◆ Problem
Extract the full listing below without altering a single character.

◆ Input rows

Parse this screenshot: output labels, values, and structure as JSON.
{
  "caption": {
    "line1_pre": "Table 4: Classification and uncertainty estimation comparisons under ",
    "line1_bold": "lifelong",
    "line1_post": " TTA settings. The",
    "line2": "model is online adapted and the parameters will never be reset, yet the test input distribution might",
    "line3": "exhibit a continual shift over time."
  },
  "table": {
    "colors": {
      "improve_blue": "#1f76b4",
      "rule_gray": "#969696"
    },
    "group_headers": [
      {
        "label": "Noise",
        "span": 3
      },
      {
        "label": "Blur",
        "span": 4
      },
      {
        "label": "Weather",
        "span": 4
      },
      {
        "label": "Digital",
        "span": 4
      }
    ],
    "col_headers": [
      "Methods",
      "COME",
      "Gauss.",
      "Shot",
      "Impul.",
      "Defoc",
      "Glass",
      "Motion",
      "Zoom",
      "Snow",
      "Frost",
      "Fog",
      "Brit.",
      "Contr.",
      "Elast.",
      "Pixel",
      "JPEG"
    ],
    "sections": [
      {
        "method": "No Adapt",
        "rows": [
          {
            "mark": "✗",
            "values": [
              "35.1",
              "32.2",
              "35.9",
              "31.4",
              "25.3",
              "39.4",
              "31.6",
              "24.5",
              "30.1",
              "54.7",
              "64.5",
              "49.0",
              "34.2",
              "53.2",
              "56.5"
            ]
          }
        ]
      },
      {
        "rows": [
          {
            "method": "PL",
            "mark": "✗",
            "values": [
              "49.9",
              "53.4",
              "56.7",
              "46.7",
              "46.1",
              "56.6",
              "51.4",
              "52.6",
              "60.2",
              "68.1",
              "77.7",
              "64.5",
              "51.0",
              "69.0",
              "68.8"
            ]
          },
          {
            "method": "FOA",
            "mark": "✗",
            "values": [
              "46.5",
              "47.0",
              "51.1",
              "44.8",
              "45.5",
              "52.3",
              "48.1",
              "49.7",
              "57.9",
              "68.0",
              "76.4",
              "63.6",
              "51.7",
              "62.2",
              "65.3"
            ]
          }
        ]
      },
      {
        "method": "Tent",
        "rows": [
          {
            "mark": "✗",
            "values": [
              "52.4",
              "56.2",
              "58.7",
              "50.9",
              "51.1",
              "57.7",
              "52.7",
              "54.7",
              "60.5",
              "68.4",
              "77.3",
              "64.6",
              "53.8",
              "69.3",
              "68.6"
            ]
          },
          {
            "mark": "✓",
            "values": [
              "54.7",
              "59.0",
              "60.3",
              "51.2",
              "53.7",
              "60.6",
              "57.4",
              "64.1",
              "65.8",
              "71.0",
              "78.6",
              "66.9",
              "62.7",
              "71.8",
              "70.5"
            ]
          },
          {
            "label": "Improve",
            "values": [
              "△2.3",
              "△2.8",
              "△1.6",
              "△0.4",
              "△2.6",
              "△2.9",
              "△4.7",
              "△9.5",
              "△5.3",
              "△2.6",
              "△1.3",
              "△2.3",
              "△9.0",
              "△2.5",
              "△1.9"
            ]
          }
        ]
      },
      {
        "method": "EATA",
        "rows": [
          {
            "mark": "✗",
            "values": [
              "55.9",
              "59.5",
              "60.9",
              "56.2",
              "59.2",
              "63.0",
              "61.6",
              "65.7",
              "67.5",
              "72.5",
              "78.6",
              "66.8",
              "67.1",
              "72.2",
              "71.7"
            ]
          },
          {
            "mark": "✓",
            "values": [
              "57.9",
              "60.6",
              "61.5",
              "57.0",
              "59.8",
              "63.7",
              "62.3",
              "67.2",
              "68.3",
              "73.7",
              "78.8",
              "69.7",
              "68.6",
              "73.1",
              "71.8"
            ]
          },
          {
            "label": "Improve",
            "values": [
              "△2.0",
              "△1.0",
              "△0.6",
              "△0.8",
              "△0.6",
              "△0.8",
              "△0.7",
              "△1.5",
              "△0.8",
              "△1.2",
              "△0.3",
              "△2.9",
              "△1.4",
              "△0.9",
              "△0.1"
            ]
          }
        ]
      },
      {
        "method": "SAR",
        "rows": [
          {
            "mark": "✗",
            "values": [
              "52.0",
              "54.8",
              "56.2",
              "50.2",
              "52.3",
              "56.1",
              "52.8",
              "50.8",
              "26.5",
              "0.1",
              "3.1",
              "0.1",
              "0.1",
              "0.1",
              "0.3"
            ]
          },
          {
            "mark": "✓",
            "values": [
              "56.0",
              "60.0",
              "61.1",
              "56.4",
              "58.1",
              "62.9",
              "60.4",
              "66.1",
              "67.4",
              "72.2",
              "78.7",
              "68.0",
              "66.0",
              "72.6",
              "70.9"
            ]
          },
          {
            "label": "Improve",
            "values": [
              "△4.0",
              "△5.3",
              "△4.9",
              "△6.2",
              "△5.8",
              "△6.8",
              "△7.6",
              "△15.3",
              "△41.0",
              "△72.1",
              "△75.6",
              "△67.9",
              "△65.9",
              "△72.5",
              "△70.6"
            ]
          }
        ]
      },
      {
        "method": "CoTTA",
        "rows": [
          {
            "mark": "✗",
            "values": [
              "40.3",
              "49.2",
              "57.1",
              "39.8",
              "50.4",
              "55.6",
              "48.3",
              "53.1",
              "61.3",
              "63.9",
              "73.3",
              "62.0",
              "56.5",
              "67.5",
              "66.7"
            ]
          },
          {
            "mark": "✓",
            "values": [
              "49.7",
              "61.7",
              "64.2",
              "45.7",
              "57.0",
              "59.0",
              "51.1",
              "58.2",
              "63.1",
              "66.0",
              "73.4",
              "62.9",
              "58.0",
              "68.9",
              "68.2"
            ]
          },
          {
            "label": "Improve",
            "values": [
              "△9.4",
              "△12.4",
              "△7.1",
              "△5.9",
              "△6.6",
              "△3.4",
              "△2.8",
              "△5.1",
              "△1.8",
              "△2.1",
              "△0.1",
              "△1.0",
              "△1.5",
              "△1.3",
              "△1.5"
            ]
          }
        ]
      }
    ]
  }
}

◆ Task response
Parse this screenshot: output labels, values, and structure as JSON.
{
  "caption": {
    "line1_pre": "Table 4: Classification and uncertainty estimation comparisons under ",
    "line1_bold": "lifelong",
    "line1_post": " TTA settings. The",
    "line2": "model is online adapted and the parameters will never be reset, yet the test input distribution might",
    "line3": "exhibit a continual shift over time."
  },
  "table": {
    "colors": {
      "improve_blue": "#1f76b4",
      "rule_gray": "#969696"
    },
    "group_headers": [
      {
        "label": "Noise",
        "span": 3
      },
      {
        "label": "Blur",
        "span": 4
      },
      {
        "label": "Weather",
        "span": 4
      },
      {
        "label": "Digital",
        "span": 4
      }
    ],
    "col_headers": [
      "Methods",
      "COME",
      "Gauss.",
      "Shot",
      "Impul.",
      "Defoc",
      "Glass",
      "Motion",
      "Zoom",
      "Snow",
      "Frost",
      "Fog",
      "Brit.",
      "Contr.",
      "Elast.",
      "Pixel",
      "JPEG"
    ],
    "sections": [
      {
        "method": "No Adapt",
        "rows": [
          {
            "mark": "✗",
            "values": [
              "35.1",
              "32.2",
              "35.9",
              "31.4",
              "25.3",
              "39.4",
              "31.6",
              "24.5",
              "30.1",
              "54.7",
              "64.5",
              "49.0",
              "34.2",
              "53.2",
              "56.5"
            ]
          }
        ]
      },
      {
        "rows": [
          {
            "method": "PL",
            "mark": "✗",
            "values": [
              "49.9",
              "53.4",
              "56.7",
              "46.7",
              "46.1",
              "56.6",
              "51.4",
              "52.6",
              "60.2",
              "68.1",
              "77.7",
              "64.5",
              "51.0",
              "69.0",
              "68.8"
            ]
          },
          {
            "method": "FOA",
            "mark": "✗",
            "values": [
              "46.5",
              "47.0",
              "51.1",
              "44.8",
              "45.5",
              "52.3",
              "48.1",
              "49.7",
              "57.9",
              "68.0",
              "76.4",
              "63.6",
              "51.7",
              "62.2",
              "65.3"
            ]
          }
        ]
      },
      {
        "method": "Tent",
        "rows": [
          {
            "mark": "✗",
            "values": [
              "52.4",
              "56.2",
              "58.7",
              "50.9",
              "51.1",
              "57.7",
              "52.7",
              "54.7",
              "60.5",
              "68.4",
              "77.3",
              "64.6",
              "53.8",
              "69.3",
              "68.6"
            ]
          },
          {
            "mark": "✓",
            "values": [
              "54.7",
              "59.0",
              "60.3",
              "51.2",
              "53.7",
              "60.6",
              "57.4",
              "64.1",
              "65.8",
              "71.0",
              "78.6",
              "66.9",
              "62.7",
              "71.8",
              "70.5"
            ]
          },
          {
            "label": "Improve",
            "values": [
              "△2.3",
              "△2.8",
              "△1.6",
              "△0.4",
              "△2.6",
              "△2.9",
              "△4.7",
              "△9.5",
              "△5.3",
              "△2.6",
              "△1.3",
              "△2.3",
              "△9.0",
              "△2.5",
              "△1.9"
            ]
          }
        ]
      },
      {
        "method": "EATA",
        "rows": [
          {
            "mark": "✗",
            "values": [
              "55.9",
              "59.5",
              "60.9",
              "56.2",
              "59.2",
              "63.0",
              "61.6",
              "65.7",
              "67.5",
              "72.5",
              "78.6",
              "66.8",
              "67.1",
              "72.2",
              "71.7"
            ]
          },
          {
            "mark": "✓",
            "values": [
              "57.9",
              "60.6",
              "61.5",
              "57.0",
              "59.8",
              "63.7",
              "62.3",
              "67.2",
              "68.3",
              "73.7",
              "78.8",
              "69.7",
              "68.6",
              "73.1",
              "71.8"
            ]
          },
          {
            "label": "Improve",
            "values": [
              "△2.0",
              "△1.0",
              "△0.6",
              "△0.8",
              "△0.6",
              "△0.8",
              "△0.7",
              "△1.5",
              "△0.8",
              "△1.2",
              "△0.3",
              "△2.9",
              "△1.4",
              "△0.9",
              "△0.1"
            ]
          }
        ]
      },
      {
        "method": "SAR",
        "rows": [
          {
            "mark": "✗",
            "values": [
              "52.0",
              "54.8",
              "56.2",
              "50.2",
              "52.3",
              "56.1",
              "52.8",
              "50.8",
              "26.5",
              "0.1",
              "3.1",
              "0.1",
              "0.1",
              "0.1",
              "0.3"
            ]
          },
          {
            "mark": "✓",
            "values": [
              "56.0",
              "60.0",
              "61.1",
              "56.4",
              "58.1",
              "62.9",
              "60.4",
              "66.1",
              "67.4",
              "72.2",
              "78.7",
              "68.0",
              "66.0",
              "72.6",
              "70.9"
            ]
          },
          {
            "label": "Improve",
            "values": [
              "△4.0",
              "△5.3",
              "△4.9",
              "△6.2",
              "△5.8",
              "△6.8",
              "△7.6",
              "△15.3",
              "△41.0",
              "△72.1",
              "△75.6",
              "△67.9",
              "△65.9",
              "△72.5",
              "△70.6"
            ]
          }
        ]
      },
      {
        "method": "CoTTA",
        "rows": [
          {
            "mark": "✗",
            "values": [
              "40.3",
              "49.2",
              "57.1",
              "39.8",
              "50.4",
              "55.6",
              "48.3",
              "53.1",
              "61.3",
              "63.9",
              "73.3",
              "62.0",
              "56.5",
              "67.5",
              "66.7"
            ]
          },
          {
            "mark": "✓",
            "values": [
              "49.7",
              "61.7",
              "64.2",
              "45.7",
              "57.0",
              "59.0",
              "51.1",
              "58.2",
              "63.1",
              "66.0",
              "73.4",
              "62.9",
              "58.0",
              "68.9",
              "68.2"
            ]
          },
          {
            "label": "Improve",
            "values": [
              "△9.4",
              "△12.4",
              "△7.1",
              "△5.9",
              "△6.6",
              "△3.4",
              "△2.8",
              "△5.1",
              "△1.8",
              "△2.1",
              "△0.1",
              "△1.0",
              "△1.5",
              "△1.3",
              "△1.5"
            ]
          }
        ]
      }
    ]
  }
}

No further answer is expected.